EXERCISE » Pick out the lines containing "this".

[Collection entries]
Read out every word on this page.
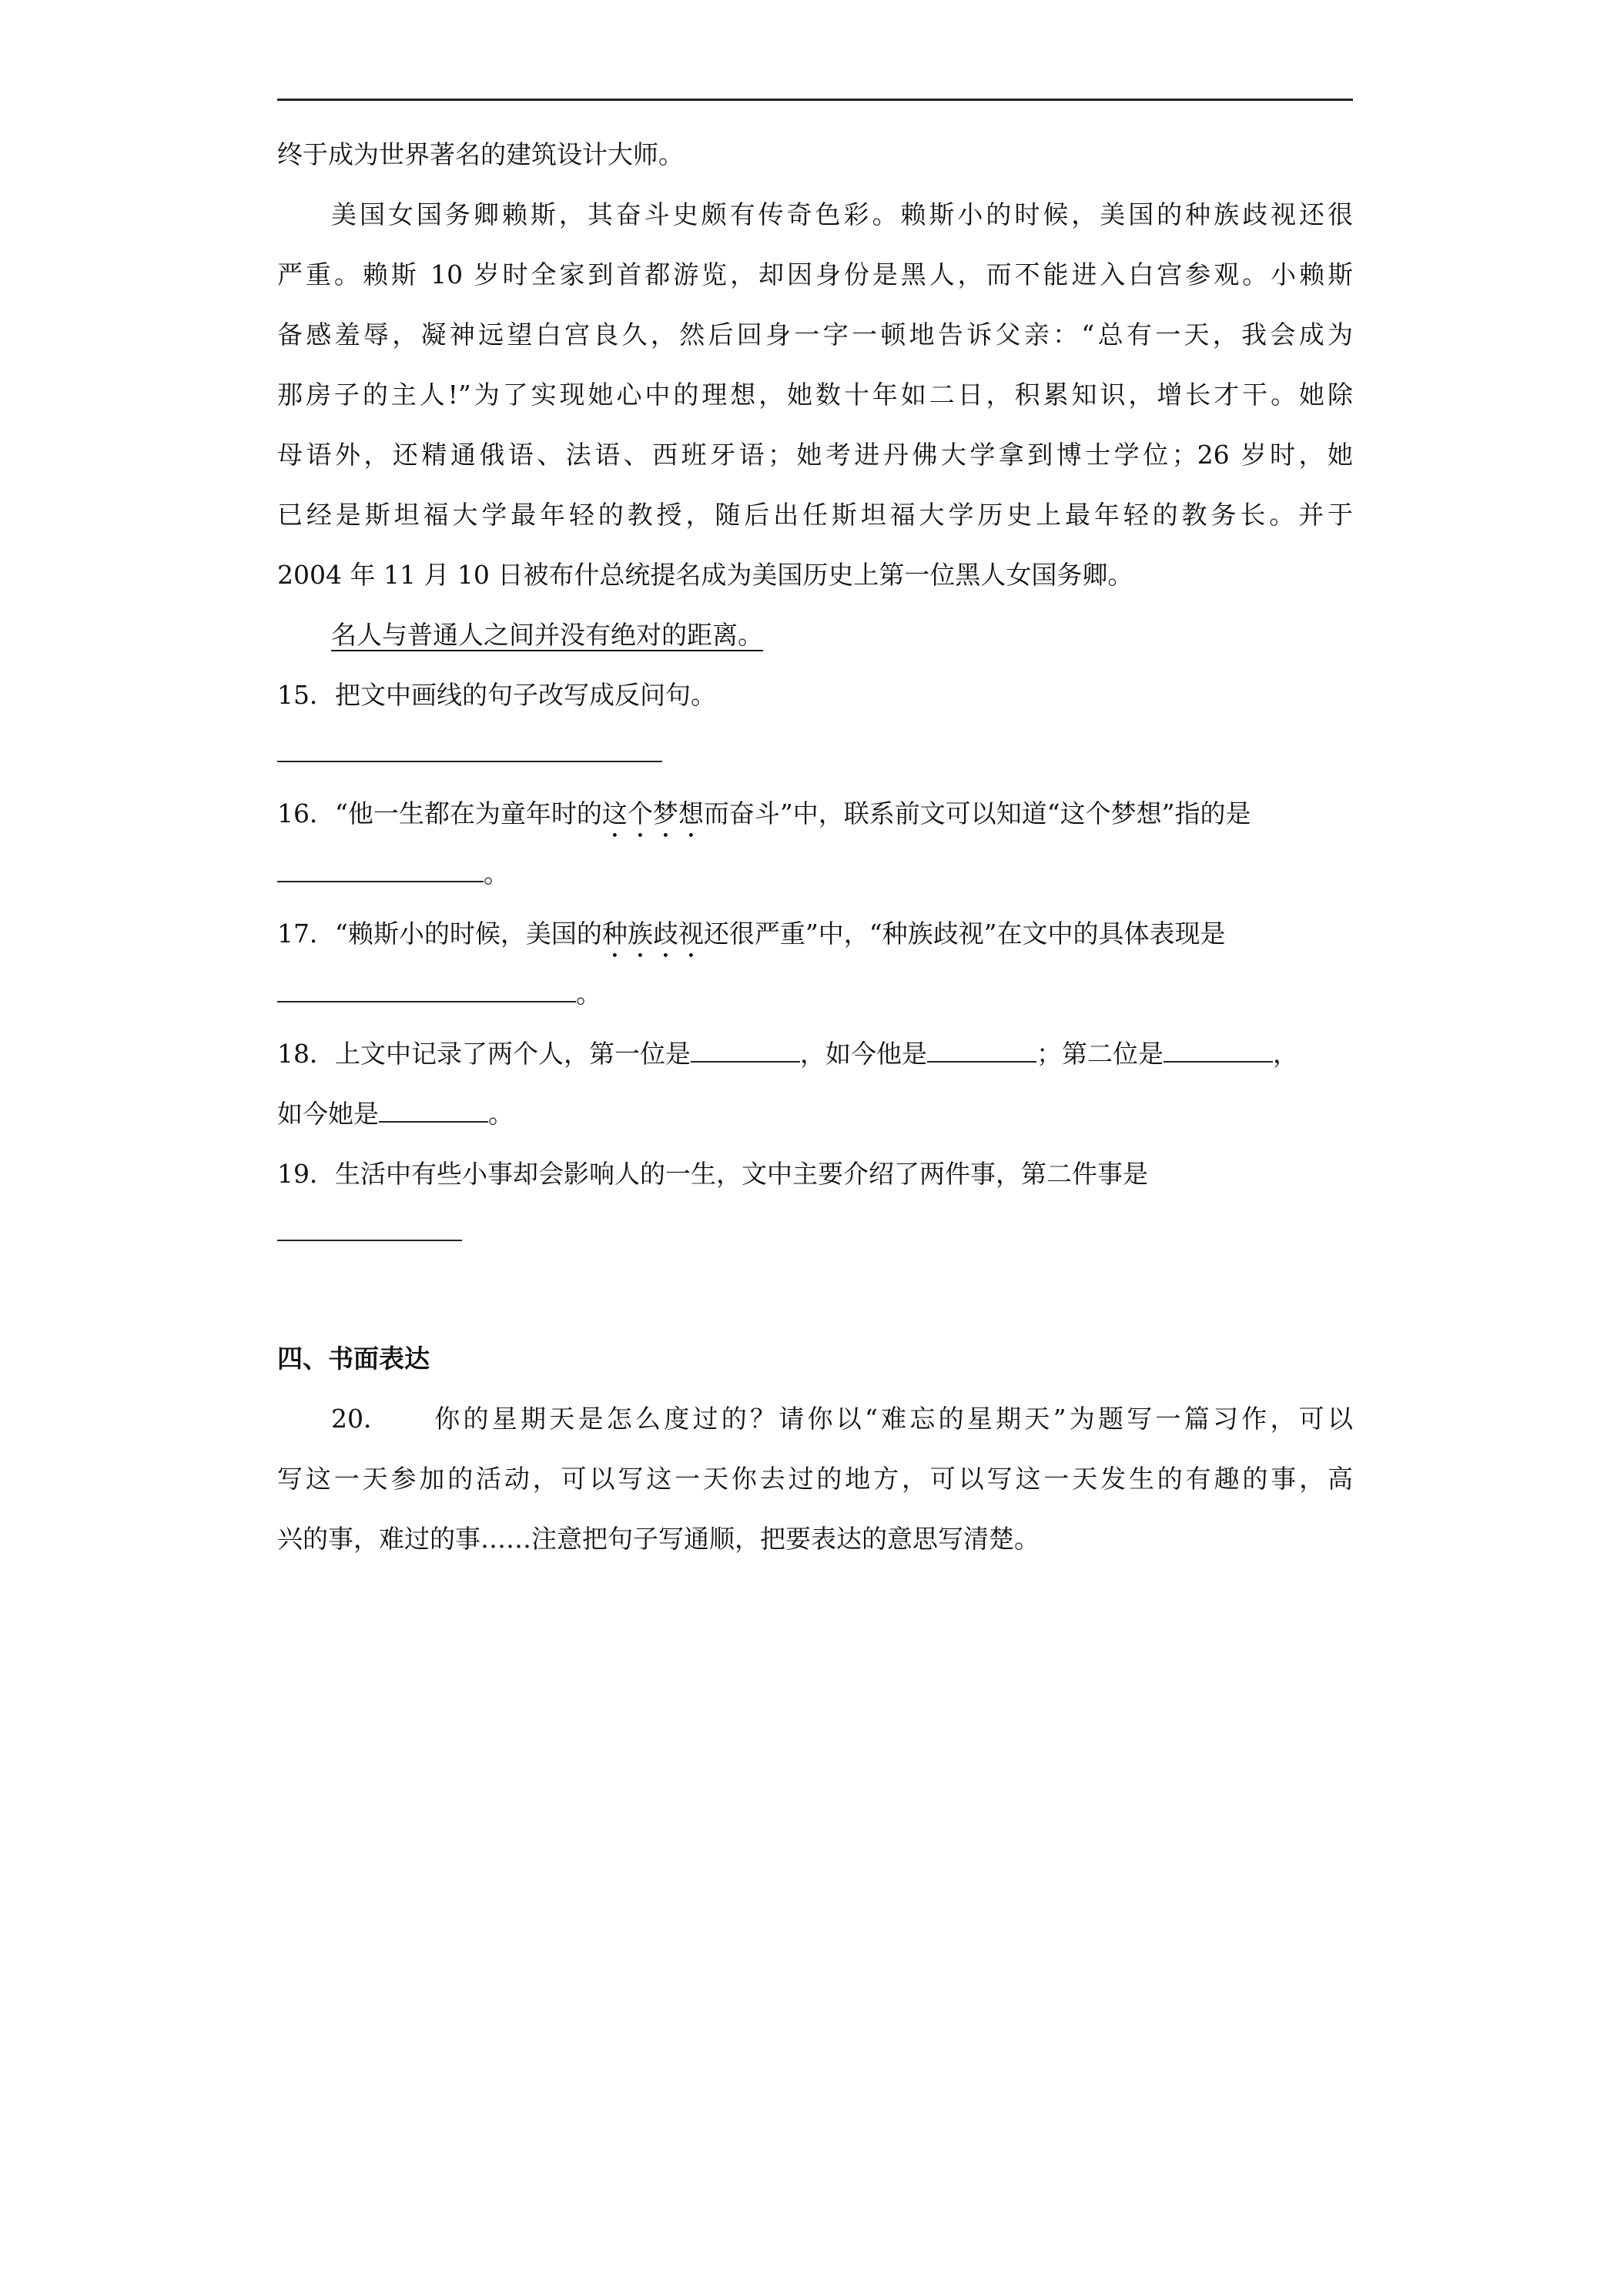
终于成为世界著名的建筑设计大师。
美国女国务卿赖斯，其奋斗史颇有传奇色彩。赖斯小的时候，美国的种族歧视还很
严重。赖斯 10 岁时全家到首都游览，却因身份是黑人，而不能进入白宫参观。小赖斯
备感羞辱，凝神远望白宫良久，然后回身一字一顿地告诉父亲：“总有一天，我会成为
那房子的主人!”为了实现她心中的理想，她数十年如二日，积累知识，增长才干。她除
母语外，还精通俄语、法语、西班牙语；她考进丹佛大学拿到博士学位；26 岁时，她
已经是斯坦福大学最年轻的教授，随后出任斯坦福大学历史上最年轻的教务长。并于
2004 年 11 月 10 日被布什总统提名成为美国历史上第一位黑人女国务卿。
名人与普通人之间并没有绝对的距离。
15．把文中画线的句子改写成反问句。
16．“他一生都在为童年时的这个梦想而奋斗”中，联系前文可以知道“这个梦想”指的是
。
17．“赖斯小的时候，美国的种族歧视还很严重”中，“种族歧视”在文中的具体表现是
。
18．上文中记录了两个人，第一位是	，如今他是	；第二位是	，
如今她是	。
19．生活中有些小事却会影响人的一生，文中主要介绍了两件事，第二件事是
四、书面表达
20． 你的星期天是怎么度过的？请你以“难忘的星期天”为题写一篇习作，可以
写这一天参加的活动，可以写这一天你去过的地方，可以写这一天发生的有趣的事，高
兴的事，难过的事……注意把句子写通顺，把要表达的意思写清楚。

--

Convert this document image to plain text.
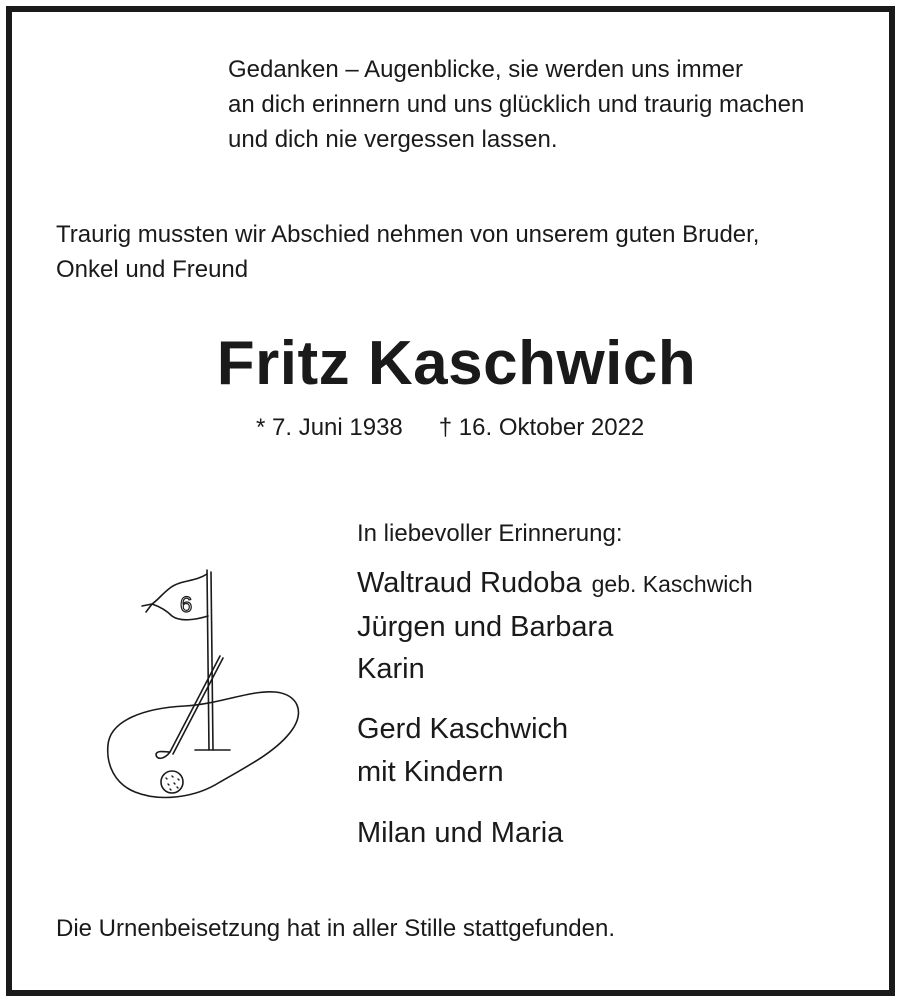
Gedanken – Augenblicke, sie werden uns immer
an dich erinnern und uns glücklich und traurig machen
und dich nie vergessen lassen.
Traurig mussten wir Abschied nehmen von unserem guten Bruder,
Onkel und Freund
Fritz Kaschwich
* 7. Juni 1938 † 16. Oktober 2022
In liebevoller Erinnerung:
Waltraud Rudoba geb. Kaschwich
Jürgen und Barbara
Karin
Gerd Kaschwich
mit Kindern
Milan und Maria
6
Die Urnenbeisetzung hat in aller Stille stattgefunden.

FINAL RESULT »
Read out every word on this page.
Convert this document image to plain text.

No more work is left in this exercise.